◆ Instruction A
In the loan note excerpt, how would you render this sentence in Spanish: "Upon default, Lender may declare the entire unpaid principal balance under this Note and all accrued unpaid interest immediately due, and then Borrower will pay that amount."
◆ Instruction B
Can you echo, word for word, the passage of the loan note excerpt from "False Statements. Any" up to and including "or against Borrower."?
◆ Instruction C
According to the loan note excerpt, how large a change in ownership of Borrower's common stock counts as an event of default?

### Source text ###

Default in Favor of Third Parties. Borrower or any Grantor defaults under any loan, extension of credit, security agreement, purchase or sales agreement, or any other agreement, in favor of any other creditor or person that may materially affect any of Borrower's property or Borrower's ability to repay this Note or perform Borrower's obligations under this Note or any of the related documents.
 
False Statements. Any warranty, representation or statement made or furnished to Lender by Borrower or on Borrower's behalf under this Note or the related documents is false or misleading in any material respect, either now or at the time made or furnished or becomes false or misleading at any time thereafter.
 
Insolvency. The dissolution or termination of Borrower's existence as a going business, the insolvency of Borrower, the appointment of a receiver for any part of Borrower's property, any assignment for the benefit of creditors, any type of creditor workout, or the commencement of any proceeding under any bankruptcy or insolvency laws by or against Borrower.
 
Creditor or Forfeiture Proceedings. Commencement of foreclosure or forfeiture proceedings, whether by judicial proceeding, self-help, repossession or any other method, by any creditor of Borrower or by any governmental agency against any collateral securing the loan. This includes a garnishment of any of Borrower's accounts, including deposit accounts, with Lender. However, this Event of Default shall not apply if there is a good faith dispute by Borrower as to the validity or reasonableness of the claim which is the basis of the creditor or forfeiture proceeding and if Borrower gives Lender written notice of the creditor or forfeiture proceeding and deposits with Lender monies or a surety bond for the creditor or forfeiture proceeding, in an amount determined by Lender, in its sole discretion, as being an adequate reserve or bond for the dispute.
 
Events Affecting Guarantor. Any of the preceding events occurs with respect to any guarantor, endorser, surety, or accommodation party of any of the indebtedness or any guarantor, endorser, surety, or accommodation party dies or becomes incompetent, or revokes or disputes the validity of, or liability under, any guaranty of the indebtedness evidenced by this Note.
 
Change In Ownership. Any change in ownership of twenty-five percent (25%) or more of the common stock of Borrower, subject to the change in ownership provision of the January 1, 2001 Agreement.
 
Adverse Change. A material adverse change occurs in Borrower's financial condition.
LENDER'S RIGHTS. Upon default, Lender may declare the entire unpaid principal balance under this Note and all accrued unpaid interest immediately due, and then Borrower will pay that amount.

### Source data ###

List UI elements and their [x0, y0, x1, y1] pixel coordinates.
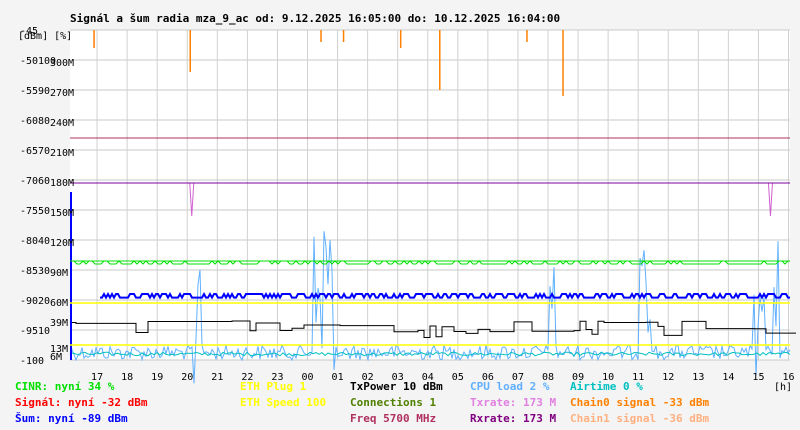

###

◆ Task answer A
En caso de incumplimiento, el Prestamista podrá declarar inmediatamente exigible la totalidad del saldo de capital pendiente de pago conforme a este Pagaré y todos los intereses devengados no pagados, y entonces el Prestatario pagará dicho monto.

◆ Task answer B
False Statements. Any warranty, representation or statement made or furnished to Lender by Borrower or on Borrower's behalf under this Note or the related documents is false or misleading in any material respect, either now or at the time made or furnished or becomes false or misleading at any time thereafter.
 
Insolvency. The dissolution or termination of Borrower's existence as a going business, the insolvency of Borrower, the appointment of a receiver for any part of Borrower's property, any assignment for the benefit of creditors, any type of creditor workout, or the commencement of any proceeding under any bankruptcy or insolvency laws by or against Borrower.

◆ Task answer C
Twenty-five percent (25%) or more.